-------- Passage provided

Merge BE cost monitoring agent (PR #43)

DanielB945 · DanielB945 · commit 4f9ee74d0c82 · 2026-03-19T14:58:28.000+02:00
diff --git a/agents/monitoring/be-cost/SKILL.md b/agents/monitoring/be-cost/SKILL.md
@@ -1,6 +1,6 @@
 ---
 name: be-cost-monitoring
-description: Monitor and analyze backend GPU costs for LTX API and LTX Studio. Use when analyzing cost trends, detecting anomalies, breaking down costs by endpoint/model/org/process, monitoring utilization, or investigating cost efficiency drift.
+description: "Monitor backend GPU costs for LTX API and LTX Studio with data-driven thresholds. Detects cost anomalies and utilization issues. Use when: (1) detecting cost spikes, (2) analyzing idle vs inference costs, (3) investigating efficiency drift by endpoint/model/org."
 tags: [monitoring, costs, gpu, infrastructure, alerts]
 compatibility:
   - BigQuery access (ltx-dwh-prod-processed)
@@ -9,154 +9,103 @@ compatibility:
 
 # Backend Cost Monitoring
 
-## When to use
+## 1. Overview (Why?)
 
-- "Monitor GPU costs"
-- "Analyze cost trends (daily/weekly/monthly)"
-- "Detect cost anomalies or spikes"
-- "Break down API costs by endpoint/model/org"
-- "Break down Studio costs by process/workspace"
-- "Compare API vs Studio cost distribution"
-- "Investigate cost-per-request efficiency drift"
-- "Monitor GPU utilization and idle costs"
-- "Alert on cost budget breaches"
-- "Day-over-day or week-over-week cost comparisons"
+This skill provides **autonomous cost monitoring** using statistical anomaly detection. It detects genuine cost problems (autoscaler issues, efficiency regression, volume surges) while suppressing noise from expected patterns.
 
-## Steps
+**Problem solved**: Detect cost spikes, utilization degradation, and efficiency drift that indicate infrastructure problems or wasteful spending — without manual threshold tuning or false alarms.
 
-### 1. Gather Requirements
+**Critical timing**: Analyzes data from **3 days ago** (cost data needs time to finalize).
 
-Ask the user:
-- **What to monitor**: Total costs, cost by product/feature, cost efficiency, utilization, anomalies
-- **Scope**: LTX API, LTX Studio, or both? Specific endpoint/org/process?
-- **Time window**: Daily, weekly, monthly? How far back?
-- **Analysis type**: Trends, comparisons (DoD/WoW), anomaly detection, breakdowns
-- **Alert threshold** (if setting up alerts): Absolute ($X/day) or relative (spike > X% vs baseline)
+## 2. Requirements (What?)

----------------

Job 1:
Return the part of the commit diff from "-### 1. Gather" up to and including "X% vs baseline)", copied word for word.
Job 2:
Using the commit diff, mark each statement yes or no and quote the words that decide it: (a) The commit hash begins with 4f9ee74. (b) The new overview says the skill analyzes data from the previous day. (c) The tags list includes alerts.
The dataset rows are separate material, apart from the commit diff.

-------- Provided material

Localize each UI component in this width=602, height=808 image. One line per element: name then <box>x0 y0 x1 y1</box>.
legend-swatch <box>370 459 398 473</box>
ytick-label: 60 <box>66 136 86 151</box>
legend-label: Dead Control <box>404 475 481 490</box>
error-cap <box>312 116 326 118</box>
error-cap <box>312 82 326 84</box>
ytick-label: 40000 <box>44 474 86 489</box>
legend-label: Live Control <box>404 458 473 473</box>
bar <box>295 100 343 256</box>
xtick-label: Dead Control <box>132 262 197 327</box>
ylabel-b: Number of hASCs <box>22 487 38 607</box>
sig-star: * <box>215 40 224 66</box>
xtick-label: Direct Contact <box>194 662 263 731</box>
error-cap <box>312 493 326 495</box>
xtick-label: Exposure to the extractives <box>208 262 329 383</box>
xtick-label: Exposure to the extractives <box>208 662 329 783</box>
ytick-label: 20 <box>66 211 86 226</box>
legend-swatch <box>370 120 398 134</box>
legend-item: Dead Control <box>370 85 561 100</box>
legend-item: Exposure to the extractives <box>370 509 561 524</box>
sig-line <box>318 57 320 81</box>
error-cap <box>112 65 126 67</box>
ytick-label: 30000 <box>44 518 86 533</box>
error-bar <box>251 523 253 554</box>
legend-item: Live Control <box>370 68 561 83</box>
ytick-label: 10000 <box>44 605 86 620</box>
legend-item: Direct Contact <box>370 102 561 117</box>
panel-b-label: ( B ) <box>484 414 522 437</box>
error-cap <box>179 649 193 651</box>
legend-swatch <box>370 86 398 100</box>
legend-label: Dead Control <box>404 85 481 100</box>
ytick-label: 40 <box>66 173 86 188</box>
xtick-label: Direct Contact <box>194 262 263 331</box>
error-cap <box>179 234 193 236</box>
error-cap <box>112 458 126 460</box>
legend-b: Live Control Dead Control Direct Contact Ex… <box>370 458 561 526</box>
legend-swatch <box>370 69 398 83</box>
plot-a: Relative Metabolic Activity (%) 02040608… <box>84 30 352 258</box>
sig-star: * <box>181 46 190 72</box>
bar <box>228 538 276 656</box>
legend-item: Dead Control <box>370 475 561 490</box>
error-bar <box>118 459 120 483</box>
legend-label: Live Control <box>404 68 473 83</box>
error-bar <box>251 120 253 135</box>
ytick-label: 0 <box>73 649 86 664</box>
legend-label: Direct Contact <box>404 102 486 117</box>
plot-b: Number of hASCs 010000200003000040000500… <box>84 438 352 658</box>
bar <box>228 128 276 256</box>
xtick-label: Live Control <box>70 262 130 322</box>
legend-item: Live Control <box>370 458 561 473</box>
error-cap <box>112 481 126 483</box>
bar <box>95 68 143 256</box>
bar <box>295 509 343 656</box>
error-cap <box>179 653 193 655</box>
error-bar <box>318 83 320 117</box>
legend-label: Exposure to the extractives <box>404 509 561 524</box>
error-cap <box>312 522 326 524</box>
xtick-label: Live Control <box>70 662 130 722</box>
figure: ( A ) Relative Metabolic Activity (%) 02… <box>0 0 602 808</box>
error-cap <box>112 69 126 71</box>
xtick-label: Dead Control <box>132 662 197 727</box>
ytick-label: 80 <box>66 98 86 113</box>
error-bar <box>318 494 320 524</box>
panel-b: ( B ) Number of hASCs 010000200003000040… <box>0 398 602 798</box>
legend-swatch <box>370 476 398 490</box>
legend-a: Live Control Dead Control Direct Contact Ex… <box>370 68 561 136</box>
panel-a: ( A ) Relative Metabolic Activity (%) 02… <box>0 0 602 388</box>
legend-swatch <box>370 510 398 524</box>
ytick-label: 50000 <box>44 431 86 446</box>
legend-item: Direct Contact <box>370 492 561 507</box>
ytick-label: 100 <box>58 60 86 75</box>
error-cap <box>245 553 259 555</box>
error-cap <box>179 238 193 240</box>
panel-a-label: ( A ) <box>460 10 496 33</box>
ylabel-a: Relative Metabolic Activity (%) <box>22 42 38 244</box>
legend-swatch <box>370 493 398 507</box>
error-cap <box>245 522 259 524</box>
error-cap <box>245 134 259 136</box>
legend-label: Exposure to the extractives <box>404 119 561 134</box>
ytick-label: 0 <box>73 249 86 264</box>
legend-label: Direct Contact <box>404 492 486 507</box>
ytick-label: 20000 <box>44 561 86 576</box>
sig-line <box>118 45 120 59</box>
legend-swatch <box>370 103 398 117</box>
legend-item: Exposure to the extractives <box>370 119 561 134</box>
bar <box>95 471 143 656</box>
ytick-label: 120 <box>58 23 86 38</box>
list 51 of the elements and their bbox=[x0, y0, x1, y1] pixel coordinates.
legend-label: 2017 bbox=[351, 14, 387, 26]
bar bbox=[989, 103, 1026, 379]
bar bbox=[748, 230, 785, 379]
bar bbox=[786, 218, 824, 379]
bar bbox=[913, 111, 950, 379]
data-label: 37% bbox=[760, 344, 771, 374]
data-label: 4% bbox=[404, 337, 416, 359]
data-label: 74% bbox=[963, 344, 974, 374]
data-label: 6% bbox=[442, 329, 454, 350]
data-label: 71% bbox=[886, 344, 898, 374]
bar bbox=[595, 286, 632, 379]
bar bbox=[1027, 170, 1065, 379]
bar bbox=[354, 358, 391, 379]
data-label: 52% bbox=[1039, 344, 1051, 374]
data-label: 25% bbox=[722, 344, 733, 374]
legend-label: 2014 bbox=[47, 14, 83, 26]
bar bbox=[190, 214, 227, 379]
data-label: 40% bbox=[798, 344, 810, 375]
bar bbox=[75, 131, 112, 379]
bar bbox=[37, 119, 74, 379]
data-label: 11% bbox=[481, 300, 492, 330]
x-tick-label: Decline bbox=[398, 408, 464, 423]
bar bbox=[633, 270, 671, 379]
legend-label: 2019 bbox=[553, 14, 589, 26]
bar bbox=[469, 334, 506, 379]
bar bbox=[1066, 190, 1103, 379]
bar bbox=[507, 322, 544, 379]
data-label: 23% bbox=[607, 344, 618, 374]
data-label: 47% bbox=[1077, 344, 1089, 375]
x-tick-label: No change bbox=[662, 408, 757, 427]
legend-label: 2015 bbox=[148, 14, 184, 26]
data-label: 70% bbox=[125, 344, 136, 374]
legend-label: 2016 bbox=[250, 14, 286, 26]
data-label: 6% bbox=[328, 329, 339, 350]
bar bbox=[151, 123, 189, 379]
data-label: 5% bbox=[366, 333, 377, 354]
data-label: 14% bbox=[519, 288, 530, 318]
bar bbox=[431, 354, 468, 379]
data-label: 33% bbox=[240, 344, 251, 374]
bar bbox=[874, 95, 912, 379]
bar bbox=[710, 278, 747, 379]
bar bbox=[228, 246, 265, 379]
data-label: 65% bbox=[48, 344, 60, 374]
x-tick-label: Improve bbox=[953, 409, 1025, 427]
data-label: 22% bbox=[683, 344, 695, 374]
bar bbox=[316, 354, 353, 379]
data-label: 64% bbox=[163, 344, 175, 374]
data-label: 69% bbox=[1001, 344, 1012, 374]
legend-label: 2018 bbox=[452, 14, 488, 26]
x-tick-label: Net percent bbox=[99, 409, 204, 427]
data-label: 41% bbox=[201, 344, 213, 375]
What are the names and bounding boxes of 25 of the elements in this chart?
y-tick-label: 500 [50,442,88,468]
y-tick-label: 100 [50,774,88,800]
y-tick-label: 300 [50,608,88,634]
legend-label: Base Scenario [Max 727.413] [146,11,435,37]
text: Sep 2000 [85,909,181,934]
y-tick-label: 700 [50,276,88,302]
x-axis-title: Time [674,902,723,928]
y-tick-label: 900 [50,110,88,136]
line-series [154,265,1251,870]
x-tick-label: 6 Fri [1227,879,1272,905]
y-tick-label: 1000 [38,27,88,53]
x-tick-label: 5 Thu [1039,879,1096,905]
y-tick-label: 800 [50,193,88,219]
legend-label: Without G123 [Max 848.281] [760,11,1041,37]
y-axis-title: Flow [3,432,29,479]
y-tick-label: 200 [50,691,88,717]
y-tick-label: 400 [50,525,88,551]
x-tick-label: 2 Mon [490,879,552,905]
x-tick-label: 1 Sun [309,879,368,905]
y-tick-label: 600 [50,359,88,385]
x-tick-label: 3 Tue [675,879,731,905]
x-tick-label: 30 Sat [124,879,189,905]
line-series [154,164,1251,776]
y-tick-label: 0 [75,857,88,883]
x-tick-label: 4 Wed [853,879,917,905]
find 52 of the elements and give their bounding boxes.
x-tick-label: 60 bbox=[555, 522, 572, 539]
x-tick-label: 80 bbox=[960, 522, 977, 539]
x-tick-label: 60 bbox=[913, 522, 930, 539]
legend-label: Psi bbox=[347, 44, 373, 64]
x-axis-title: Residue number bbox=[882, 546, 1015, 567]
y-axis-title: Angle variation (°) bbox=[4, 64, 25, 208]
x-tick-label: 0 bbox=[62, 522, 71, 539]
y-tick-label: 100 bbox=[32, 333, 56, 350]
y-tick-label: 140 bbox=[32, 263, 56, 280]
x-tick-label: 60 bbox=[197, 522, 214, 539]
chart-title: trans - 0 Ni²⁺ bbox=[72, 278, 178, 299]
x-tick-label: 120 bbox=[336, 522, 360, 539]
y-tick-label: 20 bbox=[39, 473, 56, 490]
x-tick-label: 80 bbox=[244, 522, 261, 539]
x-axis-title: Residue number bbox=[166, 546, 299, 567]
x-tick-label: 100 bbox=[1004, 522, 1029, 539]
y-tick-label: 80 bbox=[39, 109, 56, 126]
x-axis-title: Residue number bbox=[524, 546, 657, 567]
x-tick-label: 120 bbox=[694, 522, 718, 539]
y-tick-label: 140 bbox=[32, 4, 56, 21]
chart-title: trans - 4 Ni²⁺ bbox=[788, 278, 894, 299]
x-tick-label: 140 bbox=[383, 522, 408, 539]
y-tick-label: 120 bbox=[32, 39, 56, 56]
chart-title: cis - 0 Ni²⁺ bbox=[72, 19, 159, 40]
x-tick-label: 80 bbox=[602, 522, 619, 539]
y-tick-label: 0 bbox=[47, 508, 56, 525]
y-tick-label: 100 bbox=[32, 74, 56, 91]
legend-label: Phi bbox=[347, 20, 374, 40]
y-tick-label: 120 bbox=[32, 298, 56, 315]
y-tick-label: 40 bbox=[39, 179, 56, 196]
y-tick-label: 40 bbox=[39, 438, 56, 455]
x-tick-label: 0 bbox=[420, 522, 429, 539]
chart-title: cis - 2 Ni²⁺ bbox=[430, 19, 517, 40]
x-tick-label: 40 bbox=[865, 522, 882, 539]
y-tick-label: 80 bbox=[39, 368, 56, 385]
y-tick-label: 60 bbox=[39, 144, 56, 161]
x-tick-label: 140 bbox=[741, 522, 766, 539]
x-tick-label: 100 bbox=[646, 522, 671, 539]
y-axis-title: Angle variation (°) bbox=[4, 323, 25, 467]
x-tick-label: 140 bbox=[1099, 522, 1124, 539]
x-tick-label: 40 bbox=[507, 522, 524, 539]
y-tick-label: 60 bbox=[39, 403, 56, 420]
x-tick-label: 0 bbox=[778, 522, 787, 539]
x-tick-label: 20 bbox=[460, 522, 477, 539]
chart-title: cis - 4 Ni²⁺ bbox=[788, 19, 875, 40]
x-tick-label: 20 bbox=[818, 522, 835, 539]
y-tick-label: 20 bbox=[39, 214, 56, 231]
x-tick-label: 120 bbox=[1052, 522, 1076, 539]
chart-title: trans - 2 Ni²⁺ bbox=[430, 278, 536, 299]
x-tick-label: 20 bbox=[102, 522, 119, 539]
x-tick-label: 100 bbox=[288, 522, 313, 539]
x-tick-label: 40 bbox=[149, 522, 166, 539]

----------------

Expected answer 1:
-### 1. Gather Requirements
+**Critical timing**: Analyzes data from **3 days ago** (cost data needs time to finalize).
 
-Ask the user:
-- **What to monitor**: Total costs, cost by product/feature, cost efficiency, utilization, anomalies
-- **Scope**: LTX API, LTX Studio, or both? Specific endpoint/org/process?
-- **Time window**: Daily, weekly, monthly? How far back?
-- **Analysis type**: Trends, comparisons (DoD/WoW), anomaly detection, breakdowns
-- **Alert threshold** (if setting up alerts): Absolute ($X/day) or relative (spike > X% vs baseline)

Expected answer 2:
(a) Yes: "commit 4f9ee74d0c82"
(b) No: "Analyzes data from **3 days ago** (cost data needs time to finalize)."
(c) Yes: "tags: [monitoring, costs, gpu, infrastructure, alerts]"